Stored dataset items:

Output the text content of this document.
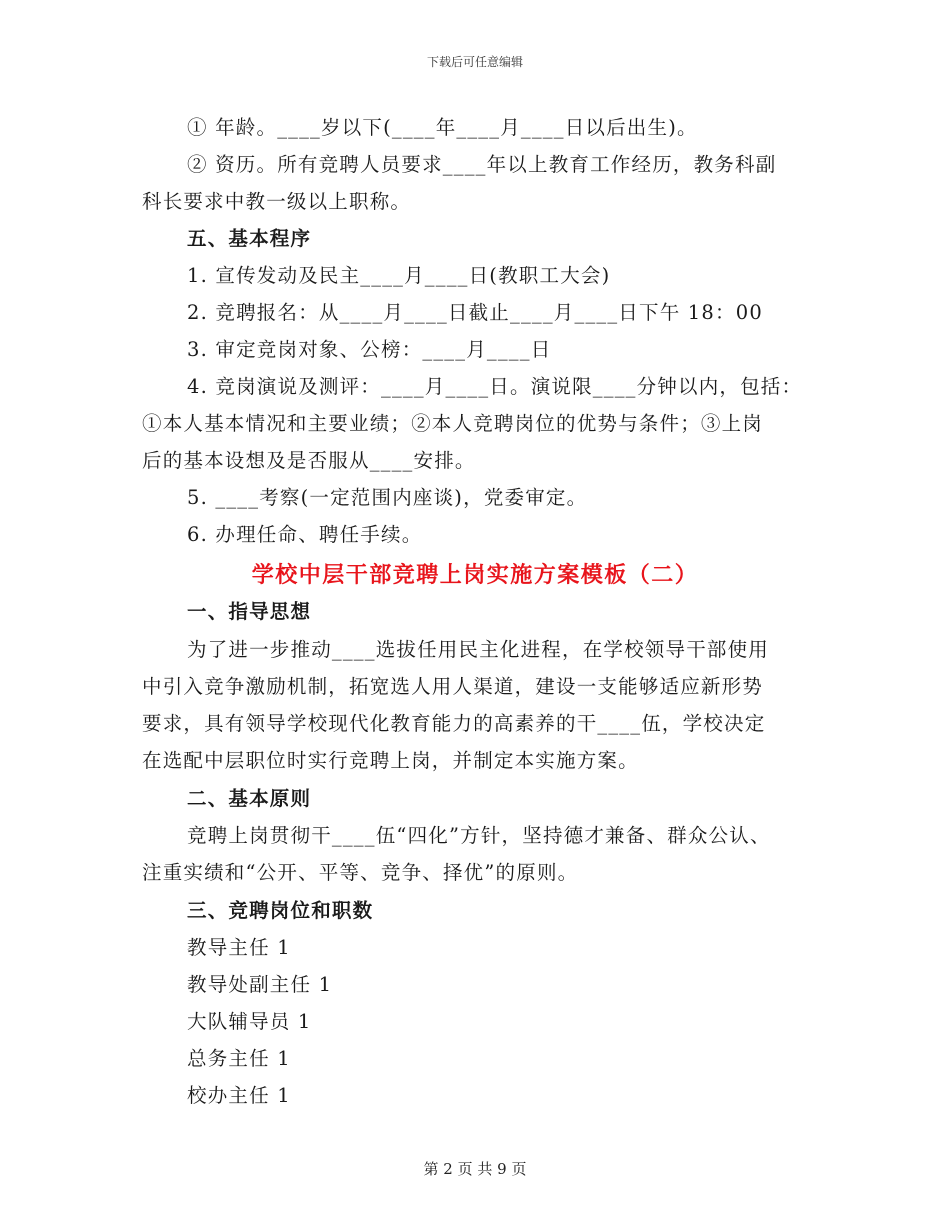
下载后可任意编辑
① 年龄。____岁以下(____年____月____日以后出生)。
② 资历。所有竞聘人员要求____年以上教育工作经历，教务科副
科长要求中教一级以上职称。
五、基本程序
1. 宣传发动及民主____月____日(教职工大会)
2. 竞聘报名：从____月____日截止____月____日下午 18：00
3. 审定竞岗对象、公榜：____月____日
4. 竞岗演说及测评：____月____日。演说限____分钟以内，包括：
①本人基本情况和主要业绩；②本人竞聘岗位的优势与条件；③上岗
后的基本设想及是否服从____安排。
5. ____考察(一定范围内座谈)，党委审定。
6. 办理任命、聘任手续。
学校中层干部竞聘上岗实施方案模板（二）
一、指导思想
为了进一步推动____选拔任用民主化进程，在学校领导干部使用
中引入竞争激励机制，拓宽选人用人渠道，建设一支能够适应新形势
要求，具有领导学校现代化教育能力的高素养的干____伍，学校决定
在选配中层职位时实行竞聘上岗，并制定本实施方案。
二、基本原则
竞聘上岗贯彻干____伍“四化”方针，坚持德才兼备、群众公认、
注重实绩和“公开、平等、竞争、择优”的原则。
三、竞聘岗位和职数
教导主任 1
教导处副主任 1
大队辅导员 1
总务主任 1
校办主任 1
第 2 页 共 9 页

→ **GIVEN TASK**: Quote the entries in full. Any image among them is to be omitted from the copy.

→ **REPLY TO THE TASK**:
Output the text content of this document.
下载后可任意编辑
① 年龄。____岁以下(____年____月____日以后出生)。
② 资历。所有竞聘人员要求____年以上教育工作经历，教务科副
科长要求中教一级以上职称。
五、基本程序
1. 宣传发动及民主____月____日(教职工大会)
2. 竞聘报名：从____月____日截止____月____日下午 18：00
3. 审定竞岗对象、公榜：____月____日
4. 竞岗演说及测评：____月____日。演说限____分钟以内，包括：
①本人基本情况和主要业绩；②本人竞聘岗位的优势与条件；③上岗
后的基本设想及是否服从____安排。
5. ____考察(一定范围内座谈)，党委审定。
6. 办理任命、聘任手续。
学校中层干部竞聘上岗实施方案模板（二）
一、指导思想
为了进一步推动____选拔任用民主化进程，在学校领导干部使用
中引入竞争激励机制，拓宽选人用人渠道，建设一支能够适应新形势
要求，具有领导学校现代化教育能力的高素养的干____伍，学校决定
在选配中层职位时实行竞聘上岗，并制定本实施方案。
二、基本原则
竞聘上岗贯彻干____伍“四化”方针，坚持德才兼备、群众公认、
注重实绩和“公开、平等、竞争、择优”的原则。
三、竞聘岗位和职数
教导主任 1
教导处副主任 1
大队辅导员 1
总务主任 1
校办主任 1
第 2 页 共 9 页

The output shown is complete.